Task prompt -
Copy every line, leaving nothing out and adding nothing.

++++ Data supplied

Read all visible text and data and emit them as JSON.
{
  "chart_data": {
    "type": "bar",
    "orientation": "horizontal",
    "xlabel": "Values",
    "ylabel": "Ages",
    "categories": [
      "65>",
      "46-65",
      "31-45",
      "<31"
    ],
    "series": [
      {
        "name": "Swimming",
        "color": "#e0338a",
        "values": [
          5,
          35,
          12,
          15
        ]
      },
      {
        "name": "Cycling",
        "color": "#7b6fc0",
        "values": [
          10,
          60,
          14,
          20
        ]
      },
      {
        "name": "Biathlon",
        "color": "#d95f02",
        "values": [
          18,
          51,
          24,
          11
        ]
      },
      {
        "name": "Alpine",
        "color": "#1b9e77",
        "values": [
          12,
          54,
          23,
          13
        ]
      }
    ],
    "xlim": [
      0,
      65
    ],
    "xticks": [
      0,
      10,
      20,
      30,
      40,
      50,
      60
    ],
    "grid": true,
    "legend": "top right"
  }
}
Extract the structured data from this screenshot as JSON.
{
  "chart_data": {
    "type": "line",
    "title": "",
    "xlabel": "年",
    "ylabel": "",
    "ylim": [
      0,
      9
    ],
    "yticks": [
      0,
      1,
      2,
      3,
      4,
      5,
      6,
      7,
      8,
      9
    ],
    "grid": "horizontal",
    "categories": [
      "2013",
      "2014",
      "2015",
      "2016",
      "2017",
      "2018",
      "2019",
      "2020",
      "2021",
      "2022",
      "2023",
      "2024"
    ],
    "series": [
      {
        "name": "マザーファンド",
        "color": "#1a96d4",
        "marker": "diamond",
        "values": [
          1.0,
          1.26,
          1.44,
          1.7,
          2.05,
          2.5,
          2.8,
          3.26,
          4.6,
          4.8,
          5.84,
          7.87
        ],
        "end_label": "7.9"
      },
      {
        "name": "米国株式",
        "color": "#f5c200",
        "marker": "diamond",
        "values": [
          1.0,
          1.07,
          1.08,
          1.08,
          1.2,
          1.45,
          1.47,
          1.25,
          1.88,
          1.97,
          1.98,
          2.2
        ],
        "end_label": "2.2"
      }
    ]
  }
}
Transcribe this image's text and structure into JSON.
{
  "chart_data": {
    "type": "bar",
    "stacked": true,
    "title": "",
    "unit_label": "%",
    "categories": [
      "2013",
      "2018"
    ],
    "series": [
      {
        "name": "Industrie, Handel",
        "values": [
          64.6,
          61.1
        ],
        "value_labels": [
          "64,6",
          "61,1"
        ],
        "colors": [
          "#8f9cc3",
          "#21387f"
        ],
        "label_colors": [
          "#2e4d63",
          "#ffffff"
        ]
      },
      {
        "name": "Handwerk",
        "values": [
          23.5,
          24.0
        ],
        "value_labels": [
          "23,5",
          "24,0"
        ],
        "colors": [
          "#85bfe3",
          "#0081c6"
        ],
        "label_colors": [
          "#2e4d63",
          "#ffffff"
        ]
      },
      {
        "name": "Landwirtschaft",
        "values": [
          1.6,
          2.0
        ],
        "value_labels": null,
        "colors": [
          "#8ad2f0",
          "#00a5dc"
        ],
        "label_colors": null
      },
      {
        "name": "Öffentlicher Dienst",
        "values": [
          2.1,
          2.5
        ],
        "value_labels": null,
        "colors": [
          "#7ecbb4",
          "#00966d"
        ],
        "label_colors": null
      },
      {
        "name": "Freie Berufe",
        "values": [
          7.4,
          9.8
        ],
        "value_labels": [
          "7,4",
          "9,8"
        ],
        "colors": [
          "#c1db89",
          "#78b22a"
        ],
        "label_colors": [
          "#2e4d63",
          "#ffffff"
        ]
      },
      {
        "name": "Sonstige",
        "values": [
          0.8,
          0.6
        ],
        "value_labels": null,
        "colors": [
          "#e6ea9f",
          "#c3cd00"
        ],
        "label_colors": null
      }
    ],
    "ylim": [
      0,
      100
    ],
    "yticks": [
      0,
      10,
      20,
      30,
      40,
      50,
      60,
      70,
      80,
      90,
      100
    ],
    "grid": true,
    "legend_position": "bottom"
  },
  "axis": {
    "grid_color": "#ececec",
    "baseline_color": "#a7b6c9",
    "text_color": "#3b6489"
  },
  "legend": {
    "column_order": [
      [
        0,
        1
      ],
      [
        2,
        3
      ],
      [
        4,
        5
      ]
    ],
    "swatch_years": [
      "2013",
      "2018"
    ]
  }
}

++++++++

Final result -
Read all visible text and data and emit them as JSON.
{
  "chart_data": {
    "type": "bar",
    "orientation": "horizontal",
    "xlabel": "Values",
    "ylabel": "Ages",
    "categories": [
      "65>",
      "46-65",
      "31-45",
      "<31"
    ],
    "series": [
      {
        "name": "Swimming",
        "color": "#e0338a",
        "values": [
          5,
          35,
          12,
          15
        ]
      },
      {
        "name": "Cycling",
        "color": "#7b6fc0",
        "values": [
          10,
          60,
          14,
          20
        ]
      },
      {
        "name": "Biathlon",
        "color": "#d95f02",
        "values": [
          18,
          51,
          24,
          11
        ]
      },
      {
        "name": "Alpine",
        "color": "#1b9e77",
        "values": [
          12,
          54,
          23,
          13
        ]
      }
    ],
    "xlim": [
      0,
      65
    ],
    "xticks": [
      0,
      10,
      20,
      30,
      40,
      50,
      60
    ],
    "grid": true,
    "legend": "top right"
  }
}
Extract the structured data from this screenshot as JSON.
{
  "chart_data": {
    "type": "line",
    "title": "",
    "xlabel": "年",
    "ylabel": "",
    "ylim": [
      0,
      9
    ],
    "yticks": [
      0,
      1,
      2,
      3,
      4,
      5,
      6,
      7,
      8,
      9
    ],
    "grid": "horizontal",
    "categories": [
      "2013",
      "2014",
      "2015",
      "2016",
      "2017",
      "2018",
      "2019",
      "2020",
      "2021",
      "2022",
      "2023",
      "2024"
    ],
    "series": [
      {
        "name": "マザーファンド",
        "color": "#1a96d4",
        "marker": "diamond",
        "values": [
          1.0,
          1.26,
          1.44,
          1.7,
          2.05,
          2.5,
          2.8,
          3.26,
          4.6,
          4.8,
          5.84,
          7.87
        ],
        "end_label": "7.9"
      },
      {
        "name": "米国株式",
        "color": "#f5c200",
        "marker": "diamond",
        "values": [
          1.0,
          1.07,
          1.08,
          1.08,
          1.2,
          1.45,
          1.47,
          1.25,
          1.88,
          1.97,
          1.98,
          2.2
        ],
        "end_label": "2.2"
      }
    ]
  }
}
Transcribe this image's text and structure into JSON.
{
  "chart_data": {
    "type": "bar",
    "stacked": true,
    "title": "",
    "unit_label": "%",
    "categories": [
      "2013",
      "2018"
    ],
    "series": [
      {
        "name": "Industrie, Handel",
        "values": [
          64.6,
          61.1
        ],
        "value_labels": [
          "64,6",
          "61,1"
        ],
        "colors": [
          "#8f9cc3",
          "#21387f"
        ],
        "label_colors": [
          "#2e4d63",
          "#ffffff"
        ]
      },
      {
        "name": "Handwerk",
        "values": [
          23.5,
          24.0
        ],
        "value_labels": [
          "23,5",
          "24,0"
        ],
        "colors": [
          "#85bfe3",
          "#0081c6"
        ],
        "label_colors": [
          "#2e4d63",
          "#ffffff"
        ]
      },
      {
        "name": "Landwirtschaft",
        "values": [
          1.6,
          2.0
        ],
        "value_labels": null,
        "colors": [
          "#8ad2f0",
          "#00a5dc"
        ],
        "label_colors": null
      },
      {
        "name": "Öffentlicher Dienst",
        "values": [
          2.1,
          2.5
        ],
        "value_labels": null,
        "colors": [
          "#7ecbb4",
          "#00966d"
        ],
        "label_colors": null
      },
      {
        "name": "Freie Berufe",
        "values": [
          7.4,
          9.8
        ],
        "value_labels": [
          "7,4",
          "9,8"
        ],
        "colors": [
          "#c1db89",
          "#78b22a"
        ],
        "label_colors": [
          "#2e4d63",
          "#ffffff"
        ]
      },
      {
        "name": "Sonstige",
        "values": [
          0.8,
          0.6
        ],
        "value_labels": null,
        "colors": [
          "#e6ea9f",
          "#c3cd00"
        ],
        "label_colors": null
      }
    ],
    "ylim": [
      0,
      100
    ],
    "yticks": [
      0,
      10,
      20,
      30,
      40,
      50,
      60,
      70,
      80,
      90,
      100
    ],
    "grid": true,
    "legend_position": "bottom"
  },
  "axis": {
    "grid_color": "#ececec",
    "baseline_color": "#a7b6c9",
    "text_color": "#3b6489"
  },
  "legend": {
    "column_order": [
      [
        0,
        1
      ],
      [
        2,
        3
      ],
      [
        4,
        5
      ]
    ],
    "swatch_years": [
      "2013",
      "2018"
    ]
  }
}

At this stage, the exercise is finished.